• **DATASET ROWS**

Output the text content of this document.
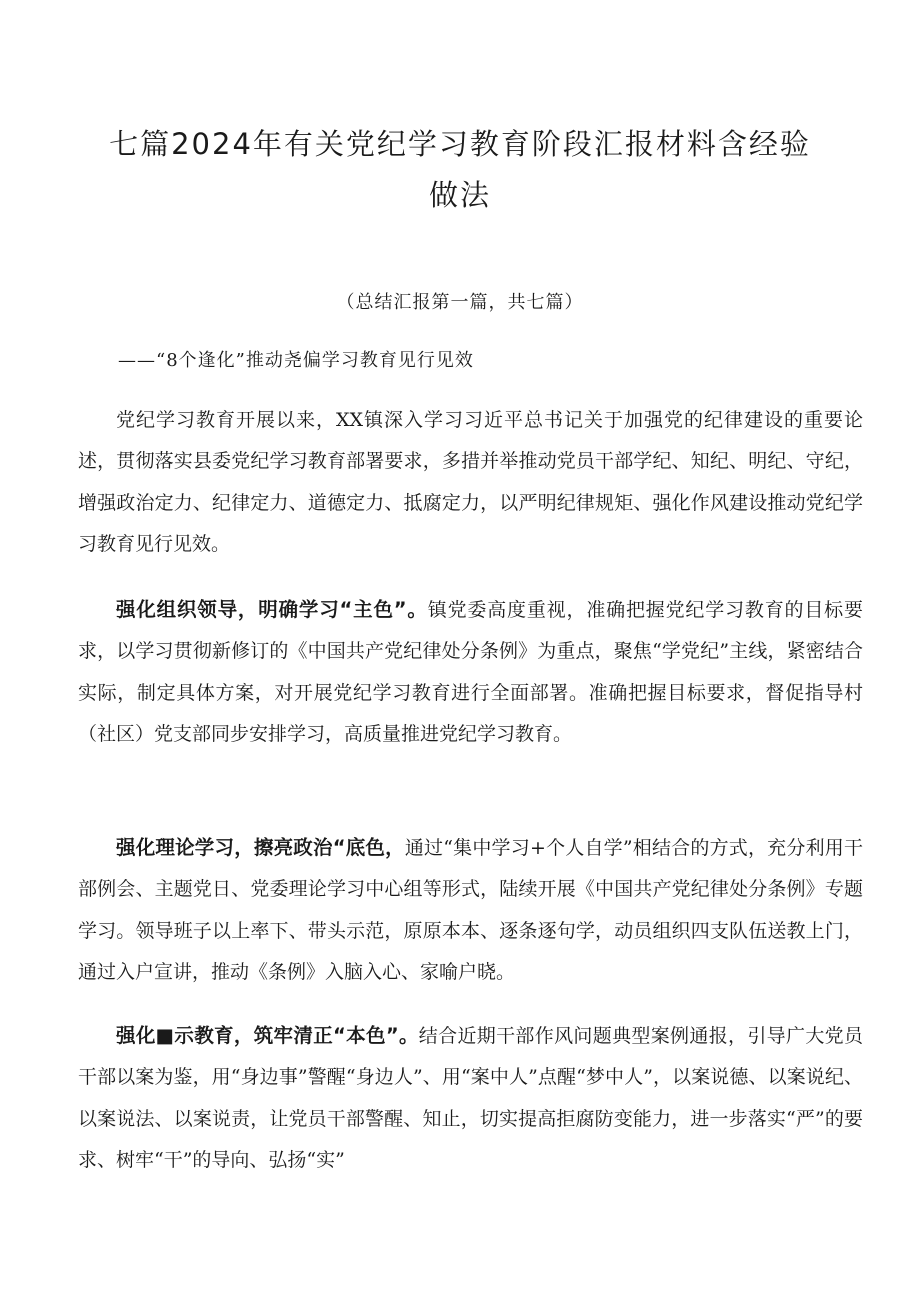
七篇2024年有关党纪学习教育阶段汇报材料含经验
做法
（总结汇报第一篇，共七篇）
——“8个逢化”推动尧偏学习教育见行见效

党纪学习教育开展以来，XX镇深入学习习近平总书记关于加强党的纪律建设的重要论述，贯彻落实县委党纪学习教育部署要求，多措并举推动党员干部学纪、知纪、明纪、守纪，增强政治定力、纪律定力、道德定力、抵腐定力，以严明纪律规矩、强化作风建设推动党纪学习教育见行见效。

强化组织领导，明确学习“主色”。镇党委高度重视，准确把握党纪学习教育的目标要求，以学习贯彻新修订的《中国共产党纪律处分条例》为重点，聚焦“学党纪”主线，紧密结合实际，制定具体方案，对开展党纪学习教育进行全面部署。准确把握目标要求，督促指导村（社区）党支部同步安排学习，高质量推进党纪学习教育。

强化理论学习，擦亮政治“底色，通过“集中学习+个人自学”相结合的方式，充分利用干部例会、主题党日、党委理论学习中心组等形式，陆续开展《中国共产党纪律处分条例》专题学习。领导班子以上率下、带头示范，原原本本、逐条逐句学，动员组织四支队伍送教上门，通过入户宣讲，推动《条例》入脑入心、家喻户晓。

强化■示教育，筑牢清正“本色”。结合近期干部作风问题典型案例通报，引导广大党员干部以案为鉴，用“身边事”警醒“身边人”、用“案中人”点醒“梦中人”，以案说德、以案说纪、以案说法、以案说责，让党员干部警醒、知止，切实提高拒腐防变能力，进一步落实“严”的要求、树牢“干”的导向、弘扬“实”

• **YOUR INSTRUCTIONS**
Copy the material shown above in full and exactly. Skip the pictures.

• **RESULT**
Output the text content of this document.
七篇2024年有关党纪学习教育阶段汇报材料含经验
做法
（总结汇报第一篇，共七篇）
——“8个逢化”推动尧偏学习教育见行见效

党纪学习教育开展以来，XX镇深入学习习近平总书记关于加强党的纪律建设的重要论述，贯彻落实县委党纪学习教育部署要求，多措并举推动党员干部学纪、知纪、明纪、守纪，增强政治定力、纪律定力、道德定力、抵腐定力，以严明纪律规矩、强化作风建设推动党纪学习教育见行见效。

强化组织领导，明确学习“主色”。镇党委高度重视，准确把握党纪学习教育的目标要求，以学习贯彻新修订的《中国共产党纪律处分条例》为重点，聚焦“学党纪”主线，紧密结合实际，制定具体方案，对开展党纪学习教育进行全面部署。准确把握目标要求，督促指导村（社区）党支部同步安排学习，高质量推进党纪学习教育。

强化理论学习，擦亮政治“底色，通过“集中学习+个人自学”相结合的方式，充分利用干部例会、主题党日、党委理论学习中心组等形式，陆续开展《中国共产党纪律处分条例》专题学习。领导班子以上率下、带头示范，原原本本、逐条逐句学，动员组织四支队伍送教上门，通过入户宣讲，推动《条例》入脑入心、家喻户晓。

强化■示教育，筑牢清正“本色”。结合近期干部作风问题典型案例通报，引导广大党员干部以案为鉴，用“身边事”警醒“身边人”、用“案中人”点醒“梦中人”，以案说德、以案说纪、以案说法、以案说责，让党员干部警醒、知止，切实提高拒腐防变能力，进一步落实“严”的要求、树牢“干”的导向、弘扬“实”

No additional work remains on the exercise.